> _Prompt A_: In the listing, from the line containing "likes-stat[interactable]: LIKES 115" up to and including the line containing "liker-avatar[interactable] [479, 318, 512, 351]", switch "gear-icon" to "settings-icon". Return only those lines, with nothing else changed.

> _Document passage_:
============================================================

A young unarmed black man is suspected of committing a petty theft, is confronted by a police officer and, trying to flee, he is shot in the head and killed. His grieving family and angered community turn to the legal system to vindicate his life; to stand for the idea that no system can be labeled a justice system if it ignores the killing of a young man merely on suspicion of a minor crime. Though outraged, they are told to put their faith in the legal system, to let justice run its course. They are told they will be heard.

I am not writing of the recent tragic death of 18 year-old Michael Brown in Ferguson, Missouri but rather that of Edward Garner, in Memphis, Tennessee some 40 years ago. (No, not Eric Garner, the unarmed Black man who was choked to death just over a month ago by police on Staten Island... sigh...) That long ago case was both simpler and more complicated than the latest painful eruption in Ferguson. Simpler because though Garner had stolen a purse with 10 dollars from a home, there was also no question that he was unarmed and running away from the police officer when he was shot and killed. The case was more complex because at the time, police in Tennessee were permitted to shoot even unarmed suspects, to stop them from escaping. The undercurrents of the case were even more complicated than the one currently faced in Missouri. Edward Garner, killed all those many years ago on a dark night in Memphis, was shot by Elton Hymon, an African-American police officer.

============================================================

> _Listing_:
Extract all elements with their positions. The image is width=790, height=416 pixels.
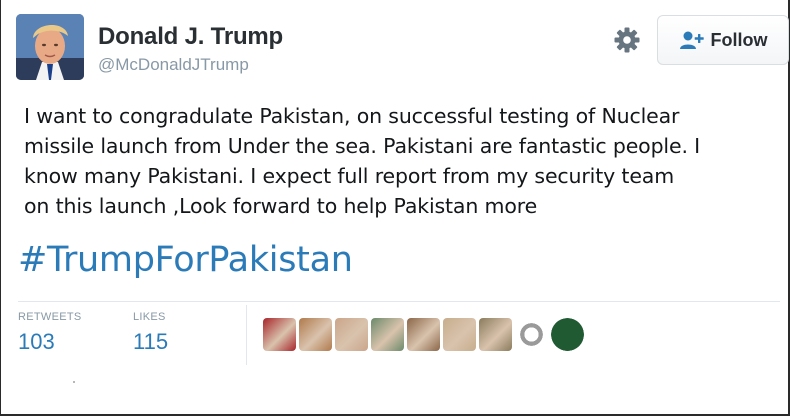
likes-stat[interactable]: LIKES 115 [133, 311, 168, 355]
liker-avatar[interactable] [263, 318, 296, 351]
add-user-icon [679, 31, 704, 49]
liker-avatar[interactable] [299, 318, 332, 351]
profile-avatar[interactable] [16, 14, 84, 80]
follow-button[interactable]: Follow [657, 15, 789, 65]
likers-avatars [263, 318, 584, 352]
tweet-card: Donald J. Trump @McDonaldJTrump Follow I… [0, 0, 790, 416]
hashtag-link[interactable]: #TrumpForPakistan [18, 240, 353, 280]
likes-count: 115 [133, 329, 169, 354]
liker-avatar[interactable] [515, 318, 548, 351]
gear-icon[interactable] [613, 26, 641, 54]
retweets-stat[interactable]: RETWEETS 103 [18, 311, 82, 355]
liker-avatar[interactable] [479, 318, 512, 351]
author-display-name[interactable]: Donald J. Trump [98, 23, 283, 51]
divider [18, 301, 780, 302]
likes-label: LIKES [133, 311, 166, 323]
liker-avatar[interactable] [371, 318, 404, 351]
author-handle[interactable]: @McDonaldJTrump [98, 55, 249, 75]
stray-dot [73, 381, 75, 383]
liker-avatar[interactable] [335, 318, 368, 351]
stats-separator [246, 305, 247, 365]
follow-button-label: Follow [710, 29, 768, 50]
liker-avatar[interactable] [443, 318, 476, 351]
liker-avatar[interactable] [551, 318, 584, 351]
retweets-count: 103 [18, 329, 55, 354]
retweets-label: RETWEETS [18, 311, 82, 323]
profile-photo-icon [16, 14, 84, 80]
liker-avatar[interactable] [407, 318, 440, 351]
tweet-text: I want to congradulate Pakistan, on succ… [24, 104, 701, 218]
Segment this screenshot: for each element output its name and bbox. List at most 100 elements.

============================================================

> _Prompt B_: Copy the passage on the Edward Garner shooting word for word, in full.

> _Exercise result A_:
likes-stat[interactable]: LIKES 115 [133, 311, 168, 355]
liker-avatar[interactable] [263, 318, 296, 351]
add-user-icon [679, 31, 704, 49]
liker-avatar[interactable] [299, 318, 332, 351]
profile-avatar[interactable] [16, 14, 84, 80]
follow-button[interactable]: Follow [657, 15, 789, 65]
likers-avatars [263, 318, 584, 352]
tweet-card: Donald J. Trump @McDonaldJTrump Follow I… [0, 0, 790, 416]
hashtag-link[interactable]: #TrumpForPakistan [18, 240, 353, 280]
likes-count: 115 [133, 329, 169, 354]
liker-avatar[interactable] [515, 318, 548, 351]
settings-icon[interactable] [613, 26, 641, 54]
retweets-stat[interactable]: RETWEETS 103 [18, 311, 82, 355]
liker-avatar[interactable] [479, 318, 512, 351]

> _Exercise result B_:
A young unarmed black man is suspected of committing a petty theft, is confronted by a police officer and, trying to flee, he is shot in the head and killed. His grieving family and angered community turn to the legal system to vindicate his life; to stand for the idea that no system can be labeled a justice system if it ignores the killing of a young man merely on suspicion of a minor crime. Though outraged, they are told to put their faith in the legal system, to let justice run its course. They are told they will be heard.

I am not writing of the recent tragic death of 18 year-old Michael Brown in Ferguson, Missouri but rather that of Edward Garner, in Memphis, Tennessee some 40 years ago. (No, not Eric Garner, the unarmed Black man who was choked to death just over a month ago by police on Staten Island... sigh...) That long ago case was both simpler and more complicated than the latest painful eruption in Ferguson. Simpler because though Garner had stolen a purse with 10 dollars from a home, there was also no question that he was unarmed and running away from the police officer when he was shot and killed. The case was more complex because at the time, police in Tennessee were permitted to shoot even unarmed suspects, to stop them from escaping. The undercurrents of the case were even more complicated than the one currently faced in Missouri. Edward Garner, killed all those many years ago on a dark night in Memphis, was shot by Elton Hymon, an African-American police officer.